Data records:
━━━━━━━━━━━━━━━━━━━━

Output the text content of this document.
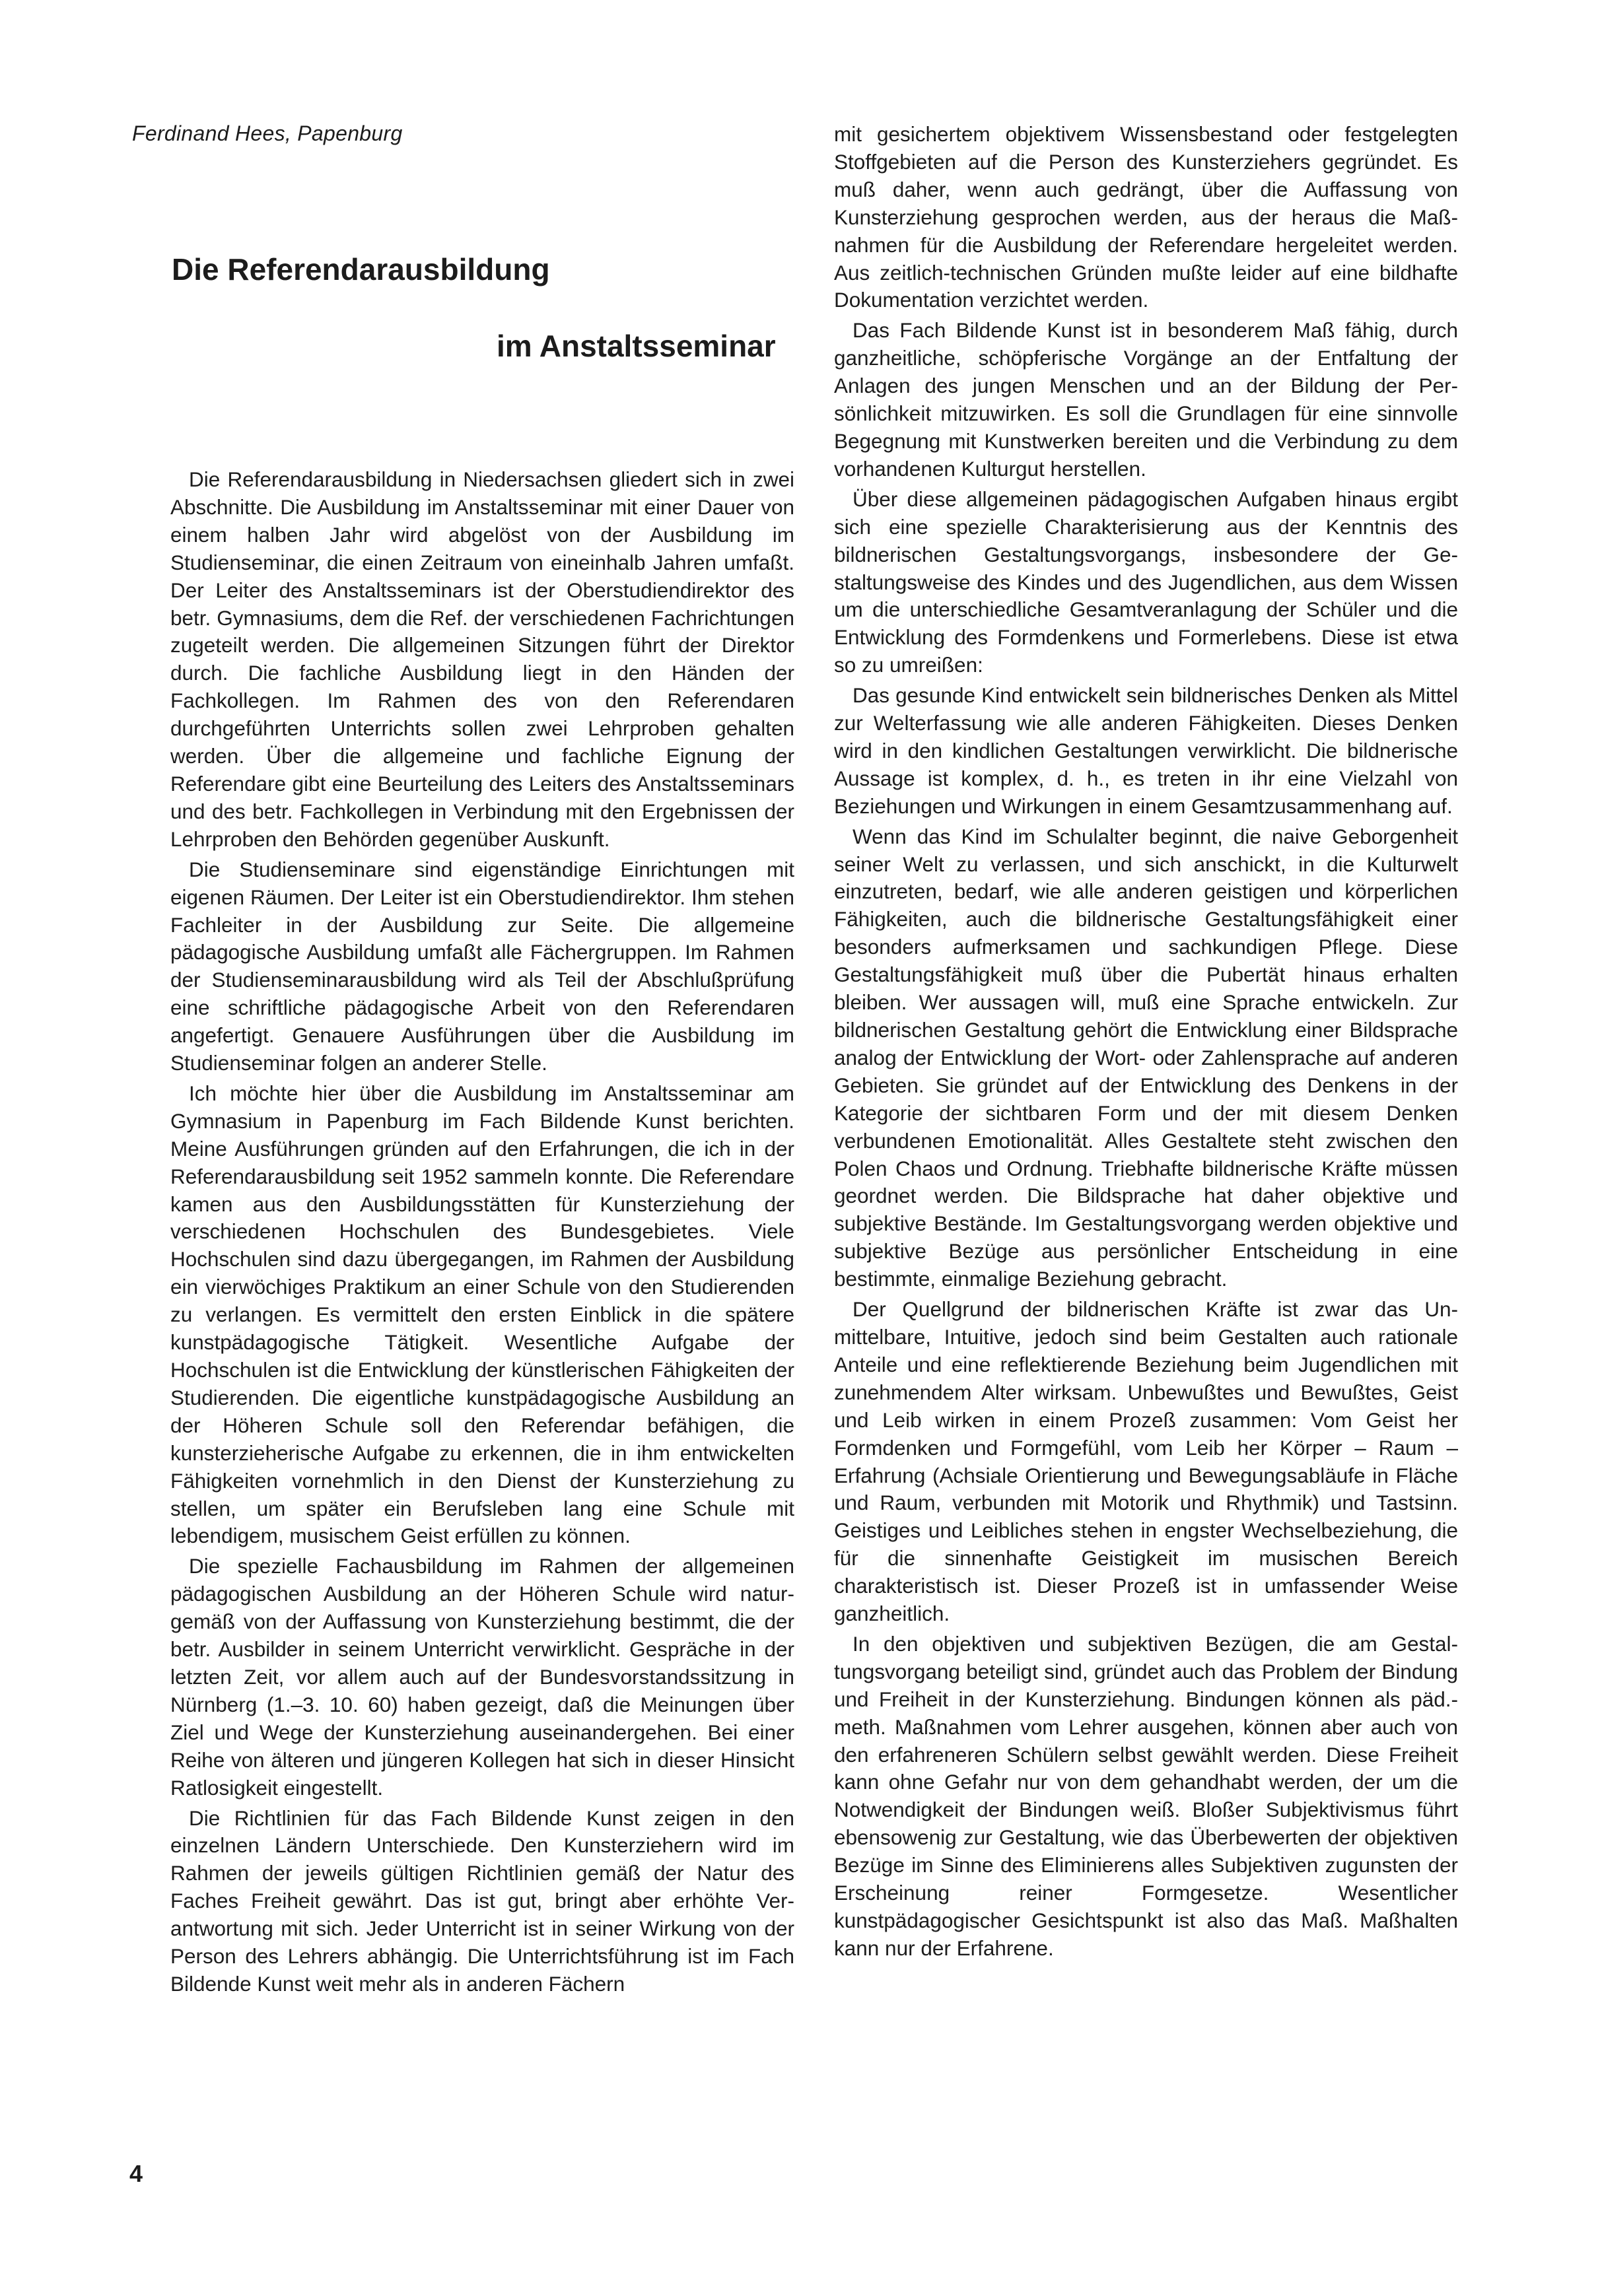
Ferdinand Hees, Papenburg
Die Referendarausbildung
im Anstaltsseminar

Die Referendarausbildung in Niedersachsen gliedert sich in zwei Abschnitte. Die Ausbildung im Anstaltsseminar mit einer Dauer von einem halben Jahr wird abgelöst von der Ausbildung im Studienseminar, die einen Zeitraum von eineinhalb Jahren umfaßt. Der Leiter des Anstaltsseminars ist der Oberstudiendirektor des betr. Gymnasiums, dem die Ref. der verschiedenen Fachrichtungen zugeteilt werden. Die allgemeinen Sitzungen führt der Direktor durch. Die fachliche Ausbildung liegt in den Händen der Fachkollegen. Im Rahmen des von den Referendaren durchgeführten Unterrichts sollen zwei Lehrproben gehalten werden. Über die allgemeine und fachliche Eignung der Referendare gibt eine Beurteilung des Leiters des Anstaltsseminars und des betr. Fachkollegen in Verbindung mit den Ergebnissen der Lehrproben den Behörden gegenüber Auskunft.

Die Studienseminare sind eigenständige Einrichtungen mit eigenen Räumen. Der Leiter ist ein Oberstudiendirektor. Ihm stehen Fachleiter in der Ausbildung zur Seite. Die allgemeine pädagogische Ausbildung umfaßt alle Fächergruppen. Im Rahmen der Studienseminarausbildung wird als Teil der Abschlußprüfung eine schriftliche pädagogische Arbeit von den Referendaren angefertigt. Genauere Ausführungen über die Ausbildung im Studienseminar folgen an anderer Stelle.

Ich möchte hier über die Ausbildung im Anstaltsseminar am Gymnasium in Papenburg im Fach Bildende Kunst berichten. Meine Ausführungen gründen auf den Erfahrungen, die ich in der Referendarausbildung seit 1952 sammeln konnte. Die Referendare kamen aus den Ausbildungsstätten für Kunsterziehung der verschiedenen Hochschulen des Bundesgebietes. Viele Hochschulen sind dazu übergegangen, im Rahmen der Ausbildung ein vierwöchiges Praktikum an einer Schule von den Studierenden zu verlangen. Es vermittelt den ersten Einblick in die spätere kunstpädagogische Tätigkeit. Wesentliche Aufgabe der Hochschulen ist die Entwicklung der künstlerischen Fähigkeiten der Studierenden. Die eigentliche kunstpädagogische Ausbildung an der Höheren Schule soll den Referendar befähigen, die kunsterzieherische Aufgabe zu erkennen, die in ihm entwickelten Fähigkeiten vornehmlich in den Dienst der Kunsterziehung zu stellen, um später ein Berufsleben lang eine Schule mit lebendigem, musischem Geist erfüllen zu können.

Die spezielle Fachausbildung im Rahmen der allgemeinen pädagogischen Ausbildung an der Höheren Schule wird naturgemäß von der Auffassung von Kunsterziehung bestimmt, die der betr. Ausbilder in seinem Unterricht verwirklicht. Gespräche in der letzten Zeit, vor allem auch auf der Bundesvorstandssitzung in Nürnberg (1.–3. 10. 60) haben gezeigt, daß die Meinungen über Ziel und Wege der Kunsterziehung auseinandergehen. Bei einer Reihe von älteren und jüngeren Kollegen hat sich in dieser Hinsicht Ratlosigkeit eingestellt.

Die Richtlinien für das Fach Bildende Kunst zeigen in den einzelnen Ländern Unterschiede. Den Kunsterziehern wird im Rahmen der jeweils gültigen Richtlinien gemäß der Natur des Faches Freiheit gewährt. Das ist gut, bringt aber erhöhte Verantwortung mit sich. Jeder Unterricht ist in seiner Wirkung von der Person des Lehrers abhängig. Die Unterrichtsführung ist im Fach Bildende Kunst weit mehr als in anderen Fächern

mit gesichertem objektivem Wissensbestand oder festgelegten Stoffgebieten auf die Person des Kunsterziehers gegründet. Es muß daher, wenn auch gedrängt, über die Auffassung von Kunsterziehung gesprochen werden, aus der heraus die Maßnahmen für die Ausbildung der Referendare hergeleitet werden. Aus zeitlich-technischen Gründen mußte leider auf eine bildhafte Dokumentation verzichtet werden.

Das Fach Bildende Kunst ist in besonderem Maß fähig, durch ganzheitliche, schöpferische Vorgänge an der Entfaltung der Anlagen des jungen Menschen und an der Bildung der Persönlichkeit mitzuwirken. Es soll die Grundlagen für eine sinnvolle Begegnung mit Kunstwerken bereiten und die Verbindung zu dem vorhandenen Kulturgut herstellen.

Über diese allgemeinen pädagogischen Aufgaben hinaus ergibt sich eine spezielle Charakterisierung aus der Kenntnis des bildnerischen Gestaltungsvorgangs, insbesondere der Gestaltungsweise des Kindes und des Jugendlichen, aus dem Wissen um die unterschiedliche Gesamtveranlagung der Schüler und die Entwicklung des Formdenkens und Formerlebens. Diese ist etwa so zu umreißen:

Das gesunde Kind entwickelt sein bildnerisches Denken als Mittel zur Welterfassung wie alle anderen Fähigkeiten. Dieses Denken wird in den kindlichen Gestaltungen verwirklicht. Die bildnerische Aussage ist komplex, d. h., es treten in ihr eine Vielzahl von Beziehungen und Wirkungen in einem Gesamtzusammenhang auf.

Wenn das Kind im Schulalter beginnt, die naive Geborgenheit seiner Welt zu verlassen, und sich anschickt, in die Kulturwelt einzutreten, bedarf, wie alle anderen geistigen und körperlichen Fähigkeiten, auch die bildnerische Gestaltungsfähigkeit einer besonders aufmerksamen und sachkundigen Pflege. Diese Gestaltungsfähigkeit muß über die Pubertät hinaus erhalten bleiben. Wer aussagen will, muß eine Sprache entwickeln. Zur bildnerischen Gestaltung gehört die Entwicklung einer Bildsprache analog der Entwicklung der Wort- oder Zahlensprache auf anderen Gebieten. Sie gründet auf der Entwicklung des Denkens in der Kategorie der sichtbaren Form und der mit diesem Denken verbundenen Emotionalität. Alles Gestaltete steht zwischen den Polen Chaos und Ordnung. Triebhafte bildnerische Kräfte müssen geordnet werden. Die Bildsprache hat daher objektive und subjektive Bestände. Im Gestaltungsvorgang werden objektive und subjektive Bezüge aus persönlicher Entscheidung in eine bestimmte, einmalige Beziehung gebracht.

Der Quellgrund der bildnerischen Kräfte ist zwar das Unmittelbare, Intuitive, jedoch sind beim Gestalten auch rationale Anteile und eine reflektierende Beziehung beim Jugendlichen mit zunehmendem Alter wirksam. Unbewußtes und Bewußtes, Geist und Leib wirken in einem Prozeß zusammen: Vom Geist her Formdenken und Formgefühl, vom Leib her Körper – Raum – Erfahrung (Achsiale Orientierung und Bewegungsabläufe in Fläche und Raum, verbunden mit Motorik und Rhythmik) und Tastsinn. Geistiges und Leibliches stehen in engster Wechselbeziehung, die für die sinnenhafte Geistigkeit im musischen Bereich charakteristisch ist. Dieser Prozeß ist in umfassender Weise ganzheitlich.

In den objektiven und subjektiven Bezügen, die am Gestaltungsvorgang beteiligt sind, gründet auch das Problem der Bindung und Freiheit in der Kunsterziehung. Bindungen können als päd.-meth. Maßnahmen vom Lehrer ausgehen, können aber auch von den erfahreneren Schülern selbst gewählt werden. Diese Freiheit kann ohne Gefahr nur von dem gehandhabt werden, der um die Notwendigkeit der Bindungen weiß. Bloßer Subjektivismus führt ebensowenig zur Gestaltung, wie das Überbewerten der objektiven Bezüge im Sinne des Eliminierens alles Subjektiven zugunsten der Erscheinung reiner Formgesetze. Wesentlicher kunstpädagogischer Gesichtspunkt ist also das Maß. Maßhalten kann nur der Erfahrene.

4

━━━━━━━━━━━━━━━━━━━━

> [Given request]
Without the pictures, return the entries exactly as they appear.

> [Exercise response]
Output the text content of this document.
Ferdinand Hees, Papenburg
Die Referendarausbildung
im Anstaltsseminar

Die Referendarausbildung in Niedersachsen gliedert sich in zwei Abschnitte. Die Ausbildung im Anstaltsseminar mit einer Dauer von einem halben Jahr wird abgelöst von der Ausbildung im Studienseminar, die einen Zeitraum von eineinhalb Jahren umfaßt. Der Leiter des Anstaltsseminars ist der Oberstudiendirektor des betr. Gymnasiums, dem die Ref. der verschiedenen Fachrichtungen zugeteilt werden. Die allgemeinen Sitzungen führt der Direktor durch. Die fachliche Ausbildung liegt in den Händen der Fachkollegen. Im Rahmen des von den Referendaren durchgeführten Unterrichts sollen zwei Lehrproben gehalten werden. Über die allgemeine und fachliche Eignung der Referendare gibt eine Beurteilung des Leiters des Anstaltsseminars und des betr. Fachkollegen in Verbindung mit den Ergebnissen der Lehrproben den Behörden gegenüber Auskunft.

Die Studienseminare sind eigenständige Einrichtungen mit eigenen Räumen. Der Leiter ist ein Oberstudiendirektor. Ihm stehen Fachleiter in der Ausbildung zur Seite. Die allgemeine pädagogische Ausbildung umfaßt alle Fächergruppen. Im Rahmen der Studienseminarausbildung wird als Teil der Abschlußprüfung eine schriftliche pädagogische Arbeit von den Referendaren angefertigt. Genauere Ausführungen über die Ausbildung im Studienseminar folgen an anderer Stelle.

Ich möchte hier über die Ausbildung im Anstaltsseminar am Gymnasium in Papenburg im Fach Bildende Kunst berichten. Meine Ausführungen gründen auf den Erfahrungen, die ich in der Referendarausbildung seit 1952 sammeln konnte. Die Referendare kamen aus den Ausbildungsstätten für Kunsterziehung der verschiedenen Hochschulen des Bundesgebietes. Viele Hochschulen sind dazu übergegangen, im Rahmen der Ausbildung ein vierwöchiges Praktikum an einer Schule von den Studierenden zu verlangen. Es vermittelt den ersten Einblick in die spätere kunstpädagogische Tätigkeit. Wesentliche Aufgabe der Hochschulen ist die Entwicklung der künstlerischen Fähigkeiten der Studierenden. Die eigentliche kunstpädagogische Ausbildung an der Höheren Schule soll den Referendar befähigen, die kunsterzieherische Aufgabe zu erkennen, die in ihm entwickelten Fähigkeiten vornehmlich in den Dienst der Kunsterziehung zu stellen, um später ein Berufsleben lang eine Schule mit lebendigem, musischem Geist erfüllen zu können.

Die spezielle Fachausbildung im Rahmen der allgemeinen pädagogischen Ausbildung an der Höheren Schule wird naturgemäß von der Auffassung von Kunsterziehung bestimmt, die der betr. Ausbilder in seinem Unterricht verwirklicht. Gespräche in der letzten Zeit, vor allem auch auf der Bundesvorstandssitzung in Nürnberg (1.–3. 10. 60) haben gezeigt, daß die Meinungen über Ziel und Wege der Kunsterziehung auseinandergehen. Bei einer Reihe von älteren und jüngeren Kollegen hat sich in dieser Hinsicht Ratlosigkeit eingestellt.

Die Richtlinien für das Fach Bildende Kunst zeigen in den einzelnen Ländern Unterschiede. Den Kunsterziehern wird im Rahmen der jeweils gültigen Richtlinien gemäß der Natur des Faches Freiheit gewährt. Das ist gut, bringt aber erhöhte Verantwortung mit sich. Jeder Unterricht ist in seiner Wirkung von der Person des Lehrers abhängig. Die Unterrichtsführung ist im Fach Bildende Kunst weit mehr als in anderen Fächern

mit gesichertem objektivem Wissensbestand oder festgelegten Stoffgebieten auf die Person des Kunsterziehers gegründet. Es muß daher, wenn auch gedrängt, über die Auffassung von Kunsterziehung gesprochen werden, aus der heraus die Maßnahmen für die Ausbildung der Referendare hergeleitet werden. Aus zeitlich-technischen Gründen mußte leider auf eine bildhafte Dokumentation verzichtet werden.

Das Fach Bildende Kunst ist in besonderem Maß fähig, durch ganzheitliche, schöpferische Vorgänge an der Entfaltung der Anlagen des jungen Menschen und an der Bildung der Persönlichkeit mitzuwirken. Es soll die Grundlagen für eine sinnvolle Begegnung mit Kunstwerken bereiten und die Verbindung zu dem vorhandenen Kulturgut herstellen.

Über diese allgemeinen pädagogischen Aufgaben hinaus ergibt sich eine spezielle Charakterisierung aus der Kenntnis des bildnerischen Gestaltungsvorgangs, insbesondere der Gestaltungsweise des Kindes und des Jugendlichen, aus dem Wissen um die unterschiedliche Gesamtveranlagung der Schüler und die Entwicklung des Formdenkens und Formerlebens. Diese ist etwa so zu umreißen:

Das gesunde Kind entwickelt sein bildnerisches Denken als Mittel zur Welterfassung wie alle anderen Fähigkeiten. Dieses Denken wird in den kindlichen Gestaltungen verwirklicht. Die bildnerische Aussage ist komplex, d. h., es treten in ihr eine Vielzahl von Beziehungen und Wirkungen in einem Gesamtzusammenhang auf.

Wenn das Kind im Schulalter beginnt, die naive Geborgenheit seiner Welt zu verlassen, und sich anschickt, in die Kulturwelt einzutreten, bedarf, wie alle anderen geistigen und körperlichen Fähigkeiten, auch die bildnerische Gestaltungsfähigkeit einer besonders aufmerksamen und sachkundigen Pflege. Diese Gestaltungsfähigkeit muß über die Pubertät hinaus erhalten bleiben. Wer aussagen will, muß eine Sprache entwickeln. Zur bildnerischen Gestaltung gehört die Entwicklung einer Bildsprache analog der Entwicklung der Wort- oder Zahlensprache auf anderen Gebieten. Sie gründet auf der Entwicklung des Denkens in der Kategorie der sichtbaren Form und der mit diesem Denken verbundenen Emotionalität. Alles Gestaltete steht zwischen den Polen Chaos und Ordnung. Triebhafte bildnerische Kräfte müssen geordnet werden. Die Bildsprache hat daher objektive und subjektive Bestände. Im Gestaltungsvorgang werden objektive und subjektive Bezüge aus persönlicher Entscheidung in eine bestimmte, einmalige Beziehung gebracht.

Der Quellgrund der bildnerischen Kräfte ist zwar das Unmittelbare, Intuitive, jedoch sind beim Gestalten auch rationale Anteile und eine reflektierende Beziehung beim Jugendlichen mit zunehmendem Alter wirksam. Unbewußtes und Bewußtes, Geist und Leib wirken in einem Prozeß zusammen: Vom Geist her Formdenken und Formgefühl, vom Leib her Körper – Raum – Erfahrung (Achsiale Orientierung und Bewegungsabläufe in Fläche und Raum, verbunden mit Motorik und Rhythmik) und Tastsinn. Geistiges und Leibliches stehen in engster Wechselbeziehung, die für die sinnenhafte Geistigkeit im musischen Bereich charakteristisch ist. Dieser Prozeß ist in umfassender Weise ganzheitlich.

In den objektiven und subjektiven Bezügen, die am Gestaltungsvorgang beteiligt sind, gründet auch das Problem der Bindung und Freiheit in der Kunsterziehung. Bindungen können als päd.-meth. Maßnahmen vom Lehrer ausgehen, können aber auch von den erfahreneren Schülern selbst gewählt werden. Diese Freiheit kann ohne Gefahr nur von dem gehandhabt werden, der um die Notwendigkeit der Bindungen weiß. Bloßer Subjektivismus führt ebensowenig zur Gestaltung, wie das Überbewerten der objektiven Bezüge im Sinne des Eliminierens alles Subjektiven zugunsten der Erscheinung reiner Formgesetze. Wesentlicher kunstpädagogischer Gesichtspunkt ist also das Maß. Maßhalten kann nur der Erfahrene.

4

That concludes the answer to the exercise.